= Stored items from a collection =
↓↓↓

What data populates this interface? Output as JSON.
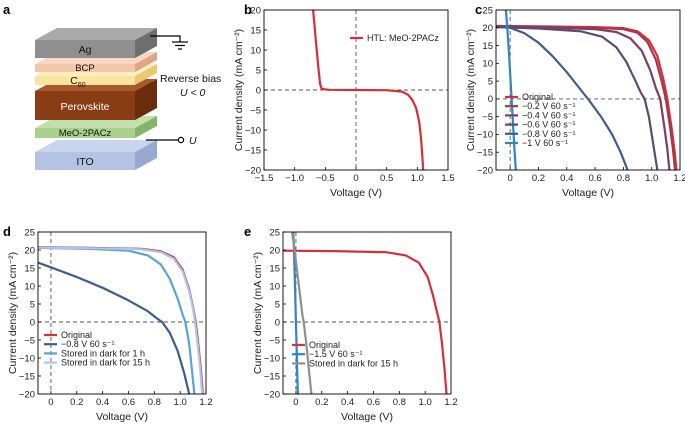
{
  "panel_labels": [
    "a",
    "b",
    "c",
    "d",
    "e"
  ],
  "schematic": {
    "layers": [
      "Ag",
      "BCP",
      "C",
      "Perovskite",
      "MeO-2PACz",
      "ITO"
    ],
    "c60_subscript": "60",
    "bias_line1": "Reverse bias",
    "bias_line2": "U < 0",
    "electrode_label": "U",
    "colors": {
      "Ag": "#8f8f8f",
      "BCP": "#f4c6aa",
      "C60": "#fbe3a0",
      "Perovskite": "#8a3c14",
      "MeO-2PACz": "#a9d18e",
      "ITO": "#b4c3e3"
    }
  },
  "chart_data": [
    {
      "id": "b",
      "type": "line",
      "xlabel": "Voltage (V)",
      "ylabel": "Current density (mA cm⁻²)",
      "xlim": [
        -1.5,
        1.5
      ],
      "ylim": [
        -20,
        20
      ],
      "xticks": [
        -1.5,
        -1.0,
        -0.5,
        0,
        0.5,
        1.0,
        1.5
      ],
      "xtick_labels": [
        "−1.5",
        "−1.0",
        "−0.5",
        "0",
        "0.5",
        "1.0",
        "1.5"
      ],
      "yticks": [
        -20,
        -15,
        -10,
        -5,
        0,
        5,
        10,
        15,
        20
      ],
      "ytick_labels": [
        "−20",
        "−15",
        "−10",
        "−5",
        "0",
        "5",
        "10",
        "15",
        "20"
      ],
      "series": [
        {
          "name": "HTL: MeO-2PACz",
          "color": "#d62f3a",
          "points": [
            [
              -0.7,
              20
            ],
            [
              -0.67,
              15
            ],
            [
              -0.64,
              10
            ],
            [
              -0.61,
              5
            ],
            [
              -0.585,
              1.5
            ],
            [
              -0.56,
              0.3
            ],
            [
              -0.45,
              0.05
            ],
            [
              0,
              0
            ],
            [
              0.5,
              -0.05
            ],
            [
              0.75,
              -0.4
            ],
            [
              0.85,
              -1.2
            ],
            [
              0.92,
              -2.5
            ],
            [
              0.98,
              -4.5
            ],
            [
              1.03,
              -8
            ],
            [
              1.06,
              -12
            ],
            [
              1.08,
              -16
            ],
            [
              1.095,
              -20
            ]
          ]
        }
      ]
    },
    {
      "id": "c",
      "type": "line",
      "xlabel": "Voltage (V)",
      "ylabel": "Current density (mA cm⁻²)",
      "xlim": [
        -0.1,
        1.2
      ],
      "ylim": [
        -20,
        25
      ],
      "xticks": [
        0,
        0.2,
        0.4,
        0.6,
        0.8,
        1.0,
        1.2
      ],
      "xtick_labels": [
        "0",
        "0.2",
        "0.4",
        "0.6",
        "0.8",
        "1.0",
        "1.2"
      ],
      "yticks": [
        -20,
        -15,
        -10,
        -5,
        0,
        5,
        10,
        15,
        20,
        25
      ],
      "ytick_labels": [
        "−20",
        "−15",
        "−10",
        "−5",
        "0",
        "5",
        "10",
        "15",
        "20",
        "25"
      ],
      "series": [
        {
          "name": "Original",
          "color": "#d62f3a",
          "points": [
            [
              -0.1,
              20.5
            ],
            [
              0.2,
              20.4
            ],
            [
              0.6,
              20.2
            ],
            [
              0.8,
              19.9
            ],
            [
              0.9,
              19
            ],
            [
              0.98,
              16.5
            ],
            [
              1.04,
              12
            ],
            [
              1.08,
              6
            ],
            [
              1.11,
              0
            ],
            [
              1.14,
              -8
            ],
            [
              1.16,
              -14
            ],
            [
              1.175,
              -20
            ]
          ]
        },
        {
          "name": "−0.2 V 60 s⁻¹",
          "color": "#a8374c",
          "points": [
            [
              -0.1,
              20.4
            ],
            [
              0.2,
              20.3
            ],
            [
              0.6,
              20
            ],
            [
              0.8,
              19.6
            ],
            [
              0.9,
              18.6
            ],
            [
              0.97,
              16
            ],
            [
              1.03,
              11
            ],
            [
              1.07,
              5
            ],
            [
              1.1,
              0
            ],
            [
              1.13,
              -8
            ],
            [
              1.15,
              -14
            ],
            [
              1.165,
              -20
            ]
          ]
        },
        {
          "name": "−0.4 V 60 s⁻¹",
          "color": "#7c3f5e",
          "points": [
            [
              -0.1,
              20.3
            ],
            [
              0.2,
              20.1
            ],
            [
              0.6,
              19.6
            ],
            [
              0.75,
              18.8
            ],
            [
              0.85,
              17
            ],
            [
              0.93,
              13.5
            ],
            [
              0.99,
              8
            ],
            [
              1.03,
              3
            ],
            [
              1.06,
              0
            ],
            [
              1.09,
              -8
            ],
            [
              1.11,
              -14
            ],
            [
              1.125,
              -20
            ]
          ]
        },
        {
          "name": "−0.6 V 60 s⁻¹",
          "color": "#5d4a73",
          "points": [
            [
              -0.1,
              20.2
            ],
            [
              0.2,
              19.8
            ],
            [
              0.5,
              19
            ],
            [
              0.65,
              17.5
            ],
            [
              0.75,
              14.5
            ],
            [
              0.82,
              10.5
            ],
            [
              0.88,
              5.5
            ],
            [
              0.92,
              2
            ],
            [
              0.95,
              0
            ],
            [
              0.98,
              -5
            ],
            [
              1.0,
              -10
            ],
            [
              1.02,
              -15
            ],
            [
              1.04,
              -20
            ]
          ]
        },
        {
          "name": "−0.8 V 60 s⁻¹",
          "color": "#3c5d91",
          "points": [
            [
              -0.05,
              20.5
            ],
            [
              0.0,
              20
            ],
            [
              0.1,
              18.5
            ],
            [
              0.2,
              15.8
            ],
            [
              0.3,
              12
            ],
            [
              0.4,
              7.5
            ],
            [
              0.5,
              2.5
            ],
            [
              0.55,
              0
            ],
            [
              0.65,
              -5.5
            ],
            [
              0.72,
              -10
            ],
            [
              0.78,
              -15
            ],
            [
              0.83,
              -20
            ]
          ]
        },
        {
          "name": "−1 V 60 s⁻¹",
          "color": "#2f86c4",
          "points": [
            [
              -0.03,
              25
            ],
            [
              -0.02,
              20
            ],
            [
              -0.01,
              14
            ],
            [
              0,
              7
            ],
            [
              0.01,
              0
            ],
            [
              0.02,
              -7
            ],
            [
              0.03,
              -14
            ],
            [
              0.04,
              -20
            ]
          ]
        }
      ]
    },
    {
      "id": "d",
      "type": "line",
      "xlabel": "Voltage (V)",
      "ylabel": "Current density (mA cm⁻²)",
      "xlim": [
        -0.1,
        1.2
      ],
      "ylim": [
        -20,
        25
      ],
      "xticks": [
        0,
        0.2,
        0.4,
        0.6,
        0.8,
        1.0,
        1.2
      ],
      "xtick_labels": [
        "0",
        "0.2",
        "0.4",
        "0.6",
        "0.8",
        "1.0",
        "1.2"
      ],
      "yticks": [
        -20,
        -15,
        -10,
        -5,
        0,
        5,
        10,
        15,
        20,
        25
      ],
      "ytick_labels": [
        "−20",
        "−15",
        "−10",
        "−5",
        "0",
        "5",
        "10",
        "15",
        "20",
        "25"
      ],
      "series": [
        {
          "name": "Original",
          "color": "#d62f3a",
          "points": [
            [
              -0.1,
              20.8
            ],
            [
              0.3,
              20.6
            ],
            [
              0.7,
              20.3
            ],
            [
              0.85,
              19.6
            ],
            [
              0.95,
              18
            ],
            [
              1.02,
              14.5
            ],
            [
              1.07,
              9
            ],
            [
              1.1,
              4
            ],
            [
              1.12,
              0
            ],
            [
              1.14,
              -6
            ],
            [
              1.16,
              -13
            ],
            [
              1.175,
              -20
            ]
          ]
        },
        {
          "name": "−0.8 V 60 s⁻¹",
          "color": "#3c5d91",
          "points": [
            [
              -0.1,
              16.5
            ],
            [
              0,
              15.2
            ],
            [
              0.2,
              12.5
            ],
            [
              0.4,
              9.5
            ],
            [
              0.6,
              6
            ],
            [
              0.75,
              3
            ],
            [
              0.82,
              1
            ],
            [
              0.86,
              0
            ],
            [
              0.92,
              -3
            ],
            [
              0.98,
              -8
            ],
            [
              1.03,
              -14
            ],
            [
              1.07,
              -20
            ]
          ]
        },
        {
          "name": "Stored in dark for 1 h",
          "color": "#5aa3d8",
          "points": [
            [
              -0.1,
              20.6
            ],
            [
              0.3,
              20.3
            ],
            [
              0.6,
              19.8
            ],
            [
              0.75,
              18.5
            ],
            [
              0.85,
              16
            ],
            [
              0.92,
              12
            ],
            [
              0.98,
              6.5
            ],
            [
              1.02,
              2
            ],
            [
              1.04,
              0
            ],
            [
              1.07,
              -6
            ],
            [
              1.09,
              -13
            ],
            [
              1.11,
              -20
            ]
          ]
        },
        {
          "name": "Stored in dark for 15 h",
          "color": "#a9c9ea",
          "points": [
            [
              -0.1,
              20.7
            ],
            [
              0.3,
              20.5
            ],
            [
              0.7,
              20.2
            ],
            [
              0.85,
              19.4
            ],
            [
              0.95,
              17.6
            ],
            [
              1.02,
              14
            ],
            [
              1.07,
              8.5
            ],
            [
              1.1,
              3.5
            ],
            [
              1.115,
              0
            ],
            [
              1.135,
              -6
            ],
            [
              1.155,
              -13
            ],
            [
              1.17,
              -20
            ]
          ]
        }
      ]
    },
    {
      "id": "e",
      "type": "line",
      "xlabel": "Voltage (V)",
      "ylabel": "Current density (mA cm⁻²)",
      "xlim": [
        -0.1,
        1.2
      ],
      "ylim": [
        -20,
        25
      ],
      "xticks": [
        0,
        0.2,
        0.4,
        0.6,
        0.8,
        1.0,
        1.2
      ],
      "xtick_labels": [
        "0",
        "0.2",
        "0.4",
        "0.6",
        "0.8",
        "1.0",
        "1.2"
      ],
      "yticks": [
        -20,
        -15,
        -10,
        -5,
        0,
        5,
        10,
        15,
        20,
        25
      ],
      "ytick_labels": [
        "−20",
        "−15",
        "−10",
        "−5",
        "0",
        "5",
        "10",
        "15",
        "20",
        "25"
      ],
      "series": [
        {
          "name": "Original",
          "color": "#d62f3a",
          "points": [
            [
              -0.1,
              19.8
            ],
            [
              0.3,
              19.7
            ],
            [
              0.7,
              19.4
            ],
            [
              0.85,
              18.5
            ],
            [
              0.95,
              16.5
            ],
            [
              1.02,
              12.5
            ],
            [
              1.06,
              7.5
            ],
            [
              1.09,
              3
            ],
            [
              1.11,
              0
            ],
            [
              1.13,
              -6
            ],
            [
              1.15,
              -13
            ],
            [
              1.165,
              -20
            ]
          ]
        },
        {
          "name": "−1.5 V 60 s⁻¹",
          "color": "#2f86c4",
          "points": [
            [
              -0.02,
              25
            ],
            [
              -0.015,
              20
            ],
            [
              -0.01,
              14
            ],
            [
              -0.005,
              7
            ],
            [
              0,
              0
            ],
            [
              0.005,
              -7
            ],
            [
              0.01,
              -14
            ],
            [
              0.015,
              -20
            ]
          ]
        },
        {
          "name": "Stored in dark for 15 h",
          "color": "#8f8f8f",
          "points": [
            [
              -0.03,
              25
            ],
            [
              -0.01,
              20
            ],
            [
              0.01,
              14
            ],
            [
              0.03,
              8
            ],
            [
              0.05,
              2
            ],
            [
              0.06,
              0
            ],
            [
              0.08,
              -6
            ],
            [
              0.1,
              -13
            ],
            [
              0.12,
              -20
            ]
          ]
        }
      ]
    }
  ]
}
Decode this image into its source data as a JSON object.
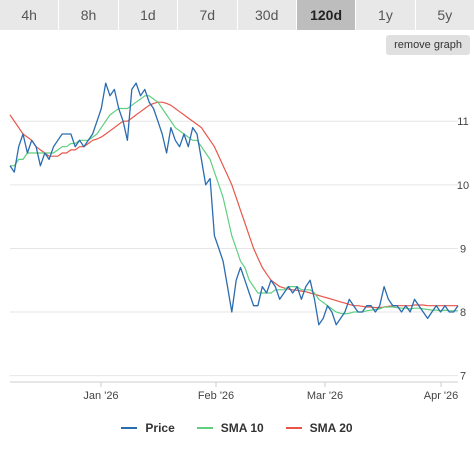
{
  "tabs": [
    {
      "label": "4h",
      "active": false
    },
    {
      "label": "8h",
      "active": false
    },
    {
      "label": "1d",
      "active": false
    },
    {
      "label": "7d",
      "active": false
    },
    {
      "label": "30d",
      "active": false
    },
    {
      "label": "120d",
      "active": true
    },
    {
      "label": "1y",
      "active": false
    },
    {
      "label": "5y",
      "active": false
    }
  ],
  "remove_graph_label": "remove graph",
  "colors": {
    "price": "#2b6cb0",
    "sma10": "#5fcf80",
    "sma20": "#e8564a"
  },
  "chart_data": {
    "type": "line",
    "x_ticks": [
      "Jan '26",
      "Feb '26",
      "Mar '26",
      "Apr '26"
    ],
    "y_ticks": [
      7,
      8,
      9,
      10,
      11
    ],
    "ylim": [
      6.9,
      11.9
    ],
    "grid": true,
    "legend_position": "bottom",
    "series": [
      {
        "name": "Price",
        "color": "#2b6cb0",
        "values": [
          10.3,
          10.2,
          10.6,
          10.8,
          10.5,
          10.7,
          10.6,
          10.3,
          10.5,
          10.4,
          10.6,
          10.7,
          10.8,
          10.8,
          10.8,
          10.6,
          10.7,
          10.6,
          10.7,
          10.8,
          11.0,
          11.2,
          11.6,
          11.4,
          11.5,
          11.2,
          11.0,
          10.7,
          11.5,
          11.6,
          11.4,
          11.5,
          11.3,
          11.2,
          11.0,
          10.8,
          10.5,
          10.9,
          10.7,
          10.6,
          10.8,
          10.6,
          10.9,
          10.8,
          10.4,
          10.0,
          10.1,
          9.2,
          9.0,
          8.8,
          8.4,
          8.0,
          8.5,
          8.7,
          8.5,
          8.3,
          8.1,
          8.1,
          8.4,
          8.3,
          8.5,
          8.4,
          8.2,
          8.3,
          8.4,
          8.3,
          8.4,
          8.2,
          8.4,
          8.5,
          8.2,
          7.8,
          7.9,
          8.1,
          8.0,
          7.8,
          7.9,
          8.0,
          8.2,
          8.1,
          8.0,
          8.0,
          8.1,
          8.1,
          8.0,
          8.1,
          8.4,
          8.2,
          8.1,
          8.1,
          8.0,
          8.1,
          8.0,
          8.2,
          8.1,
          8.0,
          7.9,
          8.0,
          8.1,
          8.0,
          8.1,
          8.0,
          8.0,
          8.1
        ]
      },
      {
        "name": "SMA 10",
        "color": "#5fcf80",
        "values": [
          10.3,
          10.3,
          10.4,
          10.4,
          10.5,
          10.5,
          10.5,
          10.5,
          10.5,
          10.5,
          10.5,
          10.55,
          10.6,
          10.6,
          10.65,
          10.65,
          10.7,
          10.7,
          10.7,
          10.75,
          10.8,
          10.9,
          11.0,
          11.1,
          11.15,
          11.2,
          11.2,
          11.2,
          11.25,
          11.3,
          11.35,
          11.4,
          11.4,
          11.35,
          11.3,
          11.2,
          11.1,
          11.0,
          10.9,
          10.85,
          10.8,
          10.75,
          10.7,
          10.7,
          10.6,
          10.5,
          10.4,
          10.2,
          10.0,
          9.8,
          9.5,
          9.2,
          9.0,
          8.8,
          8.7,
          8.5,
          8.4,
          8.3,
          8.3,
          8.3,
          8.3,
          8.35,
          8.35,
          8.35,
          8.4,
          8.4,
          8.4,
          8.35,
          8.35,
          8.35,
          8.3,
          8.2,
          8.15,
          8.1,
          8.05,
          8.0,
          7.98,
          7.97,
          7.98,
          8.0,
          8.0,
          8.0,
          8.02,
          8.03,
          8.04,
          8.05,
          8.08,
          8.08,
          8.08,
          8.07,
          8.06,
          8.06,
          8.05,
          8.06,
          8.06,
          8.05,
          8.04,
          8.03,
          8.03,
          8.02,
          8.03,
          8.02,
          8.02,
          8.02
        ]
      },
      {
        "name": "SMA 20",
        "color": "#e8564a",
        "values": [
          11.1,
          11.0,
          10.9,
          10.8,
          10.75,
          10.7,
          10.6,
          10.55,
          10.5,
          10.45,
          10.45,
          10.45,
          10.5,
          10.5,
          10.55,
          10.55,
          10.6,
          10.6,
          10.65,
          10.7,
          10.72,
          10.75,
          10.8,
          10.85,
          10.9,
          10.95,
          11.0,
          11.0,
          11.05,
          11.1,
          11.15,
          11.2,
          11.25,
          11.28,
          11.3,
          11.3,
          11.28,
          11.25,
          11.2,
          11.15,
          11.1,
          11.05,
          11.0,
          10.95,
          10.9,
          10.8,
          10.7,
          10.6,
          10.45,
          10.3,
          10.15,
          10.0,
          9.8,
          9.6,
          9.4,
          9.2,
          9.0,
          8.85,
          8.7,
          8.6,
          8.5,
          8.45,
          8.4,
          8.38,
          8.36,
          8.35,
          8.34,
          8.33,
          8.32,
          8.3,
          8.28,
          8.26,
          8.24,
          8.22,
          8.2,
          8.18,
          8.16,
          8.14,
          8.12,
          8.1,
          8.1,
          8.09,
          8.08,
          8.08,
          8.07,
          8.07,
          8.08,
          8.09,
          8.1,
          8.1,
          8.1,
          8.1,
          8.1,
          8.11,
          8.11,
          8.11,
          8.1,
          8.1,
          8.1,
          8.1,
          8.1,
          8.1,
          8.1,
          8.1
        ]
      }
    ]
  }
}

↑↑↑

= TASK REQUIREMENTS =
From the listing, copy each line containing the word "this".

= CORRECT OUTPUT =
What data populates this interface? Output as JSON.
Decode this image into its source data as a JSON object.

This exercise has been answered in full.